→ Recorded data
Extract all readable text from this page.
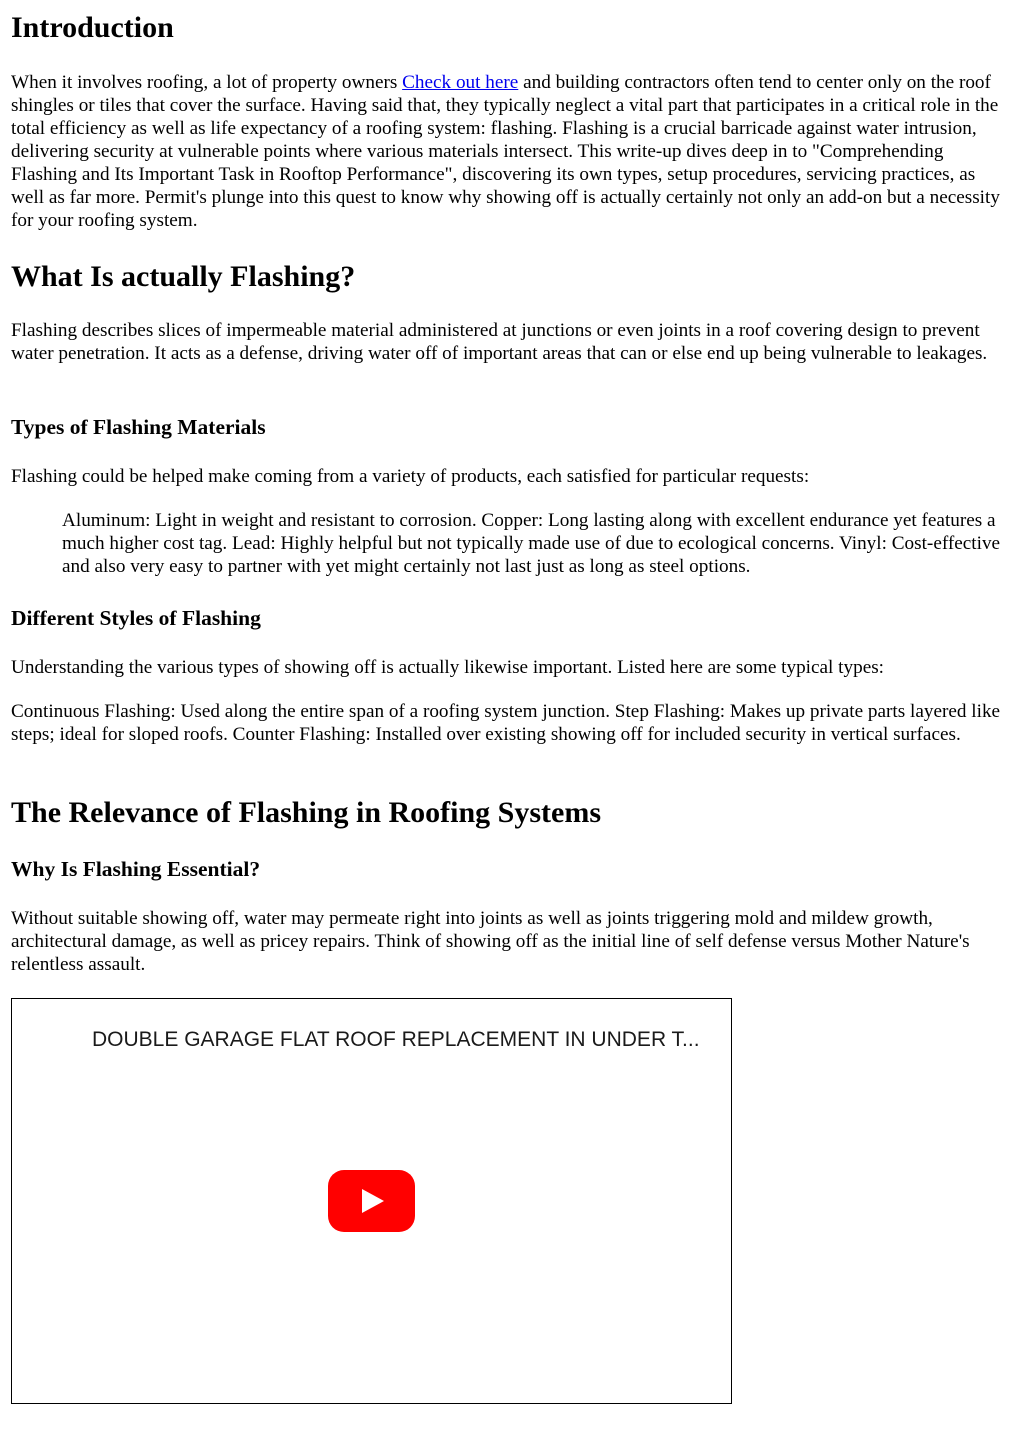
Introduction

When it involves roofing, a lot of property owners Check out here and building contractors often tend to center only on the roof shingles or tiles that cover the surface. Having said that, they typically neglect a vital part that participates in a critical role in the total efficiency as well as life expectancy of a roofing system: flashing. Flashing is a crucial barricade against water intrusion, delivering security at vulnerable points where various materials intersect. This write-up dives deep in to "Comprehending Flashing and Its Important Task in Rooftop Performance", discovering its own types, setup procedures, servicing practices, as well as far more. Permit's plunge into this quest to know why showing off is actually certainly not only an add-on but a necessity for your roofing system.

What Is actually Flashing?

Flashing describes slices of impermeable material administered at junctions or even joints in a roof covering design to prevent water penetration. It acts as a defense, driving water off of important areas that can or else end up being vulnerable to leakages.

Types of Flashing Materials

Flashing could be helped make coming from a variety of products, each satisfied for particular requests:

Aluminum: Light in weight and resistant to corrosion. Copper: Long lasting along with excellent endurance yet features a much higher cost tag. Lead: Highly helpful but not typically made use of due to ecological concerns. Vinyl: Cost-effective and also very easy to partner with yet might certainly not last just as long as steel options.

Different Styles of Flashing

Understanding the various types of showing off is actually likewise important. Listed here are some typical types:

Continuous Flashing: Used along the entire span of a roofing system junction. Step Flashing: Makes up private parts layered like steps; ideal for sloped roofs. Counter Flashing: Installed over existing showing off for included security in vertical surfaces.

The Relevance of Flashing in Roofing Systems
Why Is Flashing Essential?

Without suitable showing off, water may permeate right into joints as well as joints triggering mold and mildew growth, architectural damage, as well as pricey repairs. Think of showing off as the initial line of self defense versus Mother Nature's relentless assault.

DOUBLE GARAGE FLAT ROOF REPLACEMENT IN UNDER T...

→ What to produce
Identify each line in the entries with the word "this" and copy it.

→ Answer in full
Extract all readable text from this page.
When it involves roofing, a lot of property owners Check out here and building contractors often tend to center only on the roof shingles or tiles that cover the surface. Having said that, they typically neglect a vital part that participates in a critical role in the total efficiency as well as life expectancy of a roofing system: flashing. Flashing is a crucial barricade against water intrusion, delivering security at vulnerable points where various materials intersect. This write-up dives deep in to "Comprehending Flashing and Its Important Task in Rooftop Performance", discovering its own types, setup procedures, servicing practices, as well as far more. Permit's plunge into this quest to know why showing off is actually certainly not only an add-on but a necessity for your roofing system.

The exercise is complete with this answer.